**Task statement**
Below are some entries. Copy each line that holds the string "непосредственно".

------ Information provided ------

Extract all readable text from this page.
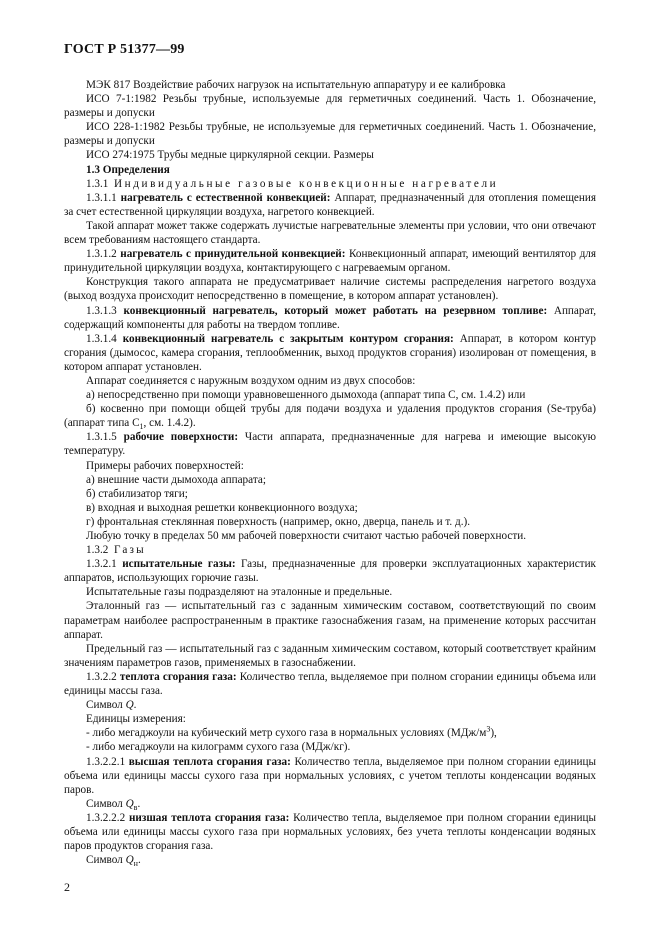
ГОСТ Р 51377—99

МЭК 817 Воздействие рабочих нагрузок на испытательную аппаратуру и ее калибровка

ИСО 7-1:1982 Резьбы трубные, используемые для герметичных соединений. Часть 1. Обозначение, размеры и допуски

ИСО 228-1:1982 Резьбы трубные, не используемые для герметичных соединений. Часть 1. Обозначение, размеры и допуски

ИСО 274:1975 Трубы медные циркулярной секции. Размеры

1.3 Определения

1.3.1 Индивидуальные газовые конвекционные нагреватели

1.3.1.1 нагреватель с естественной конвекцией: Аппарат, предназначенный для отопления помещения за счет естественной циркуляции воздуха, нагретого конвекцией.

Такой аппарат может также содержать лучистые нагревательные элементы при условии, что они отвечают всем требованиям настоящего стандарта.

1.3.1.2 нагреватель с принудительной конвекцией: Конвекционный аппарат, имеющий вентилятор для принудительной циркуляции воздуха, контактирующего с нагреваемым органом.

Конструкция такого аппарата не предусматривает наличие системы распределения нагретого воздуха (выход воздуха происходит непосредственно в помещение, в котором аппарат установлен).

1.3.1.3 конвекционный нагреватель, который может работать на резервном топливе: Аппарат, содержащий компоненты для работы на твердом топливе.

1.3.1.4 конвекционный нагреватель с закрытым контуром сгорания: Аппарат, в котором контур сгорания (дымосос, камера сгорания, теплообменник, выход продуктов сгорания) изолирован от помещения, в котором аппарат установлен.

Аппарат соединяется с наружным воздухом одним из двух способов:

а) непосредственно при помощи уравновешенного дымохода (аппарат типа С, см. 1.4.2) или

б) косвенно при помощи общей трубы для подачи воздуха и удаления продуктов сгорания (Se-труба) (аппарат типа $С_1$, см. 1.4.2).

1.3.1.5 рабочие поверхности: Части аппарата, предназначенные для нагрева и имеющие высокую температуру.

Примеры рабочих поверхностей:

а) внешние части дымохода аппарата;

б) стабилизатор тяги;

в) входная и выходная решетки конвекционного воздуха;

г) фронтальная стеклянная поверхность (например, окно, дверца, панель и т. д.).

Любую точку в пределах 50 мм рабочей поверхности считают частью рабочей поверхности.

1.3.2 Газы

1.3.2.1 испытательные газы: Газы, предназначенные для проверки эксплуатационных характеристик аппаратов, использующих горючие газы.

Испытательные газы подразделяют на эталонные и предельные.

Эталонный газ — испытательный газ с заданным химическим составом, соответствующий по своим параметрам наиболее распространенным в практике газоснабжения газам, на применение которых рассчитан аппарат.

Предельный газ — испытательный газ с заданным химическим составом, который соответствует крайним значениям параметров газов, применяемых в газоснабжении.

1.3.2.2 теплота сгорания газа: Количество тепла, выделяемое при полном сгорании единицы объема или единицы массы газа.

Символ Q.

Единицы измерения:

- либо мегаджоули на кубический метр сухого газа в нормальных условиях $(МДж/м^3)$,

- либо мегаджоули на килограмм сухого газа (МДж/кг).

1.3.2.2.1 высшая теплота сгорания газа: Количество тепла, выделяемое при полном сгорании единицы объема или единицы массы сухого газа при нормальных условиях, с учетом теплоты конденсации водяных паров.

Символ $Q_в$.

1.3.2.2.2 низшая теплота сгорания газа: Количество тепла, выделяемое при полном сгорании единицы объема или единицы массы сухого газа при нормальных условиях, без учета теплоты конденсации водяных паров продуктов сгорания газа.

Символ $Q_н$.

2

------

**Solution**
Конструкция такого аппарата не предусматривает наличие системы распределения нагретого воздуха (выход воздуха происходит непосредственно в помещение, в котором аппарат установлен).
а) непосредственно при помощи уравновешенного дымохода (аппарат типа С, см. 1.4.2) или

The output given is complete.